#### THE TASK:
Transcribe all of the records precisely as they are presented.
*** PROVIDED ENTRIES ***
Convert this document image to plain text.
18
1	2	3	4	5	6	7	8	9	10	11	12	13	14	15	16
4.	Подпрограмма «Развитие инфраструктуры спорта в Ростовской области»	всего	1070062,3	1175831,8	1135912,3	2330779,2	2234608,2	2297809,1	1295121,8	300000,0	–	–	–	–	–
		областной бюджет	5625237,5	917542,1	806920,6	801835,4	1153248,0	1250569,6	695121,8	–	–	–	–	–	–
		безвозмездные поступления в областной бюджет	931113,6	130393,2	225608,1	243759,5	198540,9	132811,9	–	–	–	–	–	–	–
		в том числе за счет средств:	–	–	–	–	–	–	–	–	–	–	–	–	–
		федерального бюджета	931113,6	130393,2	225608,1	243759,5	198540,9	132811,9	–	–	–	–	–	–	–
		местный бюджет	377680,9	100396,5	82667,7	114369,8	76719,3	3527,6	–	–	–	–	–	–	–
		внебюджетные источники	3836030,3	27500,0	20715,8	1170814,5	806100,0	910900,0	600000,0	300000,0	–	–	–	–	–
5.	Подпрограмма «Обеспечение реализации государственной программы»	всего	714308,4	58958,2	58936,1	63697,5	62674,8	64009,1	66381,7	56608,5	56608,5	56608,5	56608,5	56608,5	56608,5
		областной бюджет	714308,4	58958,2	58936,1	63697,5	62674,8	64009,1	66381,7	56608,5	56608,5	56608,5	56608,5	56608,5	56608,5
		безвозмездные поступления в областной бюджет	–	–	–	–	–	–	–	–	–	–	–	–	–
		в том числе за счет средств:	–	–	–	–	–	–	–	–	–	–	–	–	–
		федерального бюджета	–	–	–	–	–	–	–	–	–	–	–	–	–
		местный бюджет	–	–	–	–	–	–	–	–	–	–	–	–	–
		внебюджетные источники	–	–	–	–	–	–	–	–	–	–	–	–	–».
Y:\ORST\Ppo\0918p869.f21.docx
***
#### ANSWER IN FULL:
Convert this document image to plain text.
18
1	2	3	4	5	6	7	8	9	10	11	12	13	14	15	16
4.	Подпрограмма «Развитие инфраструктуры спорта в Ростовской области»	всего	1070062,3	1175831,8	1135912,3	2330779,2	2234608,2	2297809,1	1295121,8	300000,0	–	–	–	–	–
		областной бюджет	5625237,5	917542,1	806920,6	801835,4	1153248,0	1250569,6	695121,8	–	–	–	–	–	–
		безвозмездные поступления в областной бюджет	931113,6	130393,2	225608,1	243759,5	198540,9	132811,9	–	–	–	–	–	–	–
		в том числе за счет средств:	–	–	–	–	–	–	–	–	–	–	–	–	–
		федерального бюджета	931113,6	130393,2	225608,1	243759,5	198540,9	132811,9	–	–	–	–	–	–	–
		местный бюджет	377680,9	100396,5	82667,7	114369,8	76719,3	3527,6	–	–	–	–	–	–	–
		внебюджетные источники	3836030,3	27500,0	20715,8	1170814,5	806100,0	910900,0	600000,0	300000,0	–	–	–	–	–
5.	Подпрограмма «Обеспечение реализации государственной программы»	всего	714308,4	58958,2	58936,1	63697,5	62674,8	64009,1	66381,7	56608,5	56608,5	56608,5	56608,5	56608,5	56608,5
		областной бюджет	714308,4	58958,2	58936,1	63697,5	62674,8	64009,1	66381,7	56608,5	56608,5	56608,5	56608,5	56608,5	56608,5
		безвозмездные поступления в областной бюджет	–	–	–	–	–	–	–	–	–	–	–	–	–
		в том числе за счет средств:	–	–	–	–	–	–	–	–	–	–	–	–	–
		федерального бюджета	–	–	–	–	–	–	–	–	–	–	–	–	–
		местный бюджет	–	–	–	–	–	–	–	–	–	–	–	–	–
		внебюджетные источники	–	–	–	–	–	–	–	–	–	–	–	–	–».
Y:\ORST\Ppo\0918p869.f21.docx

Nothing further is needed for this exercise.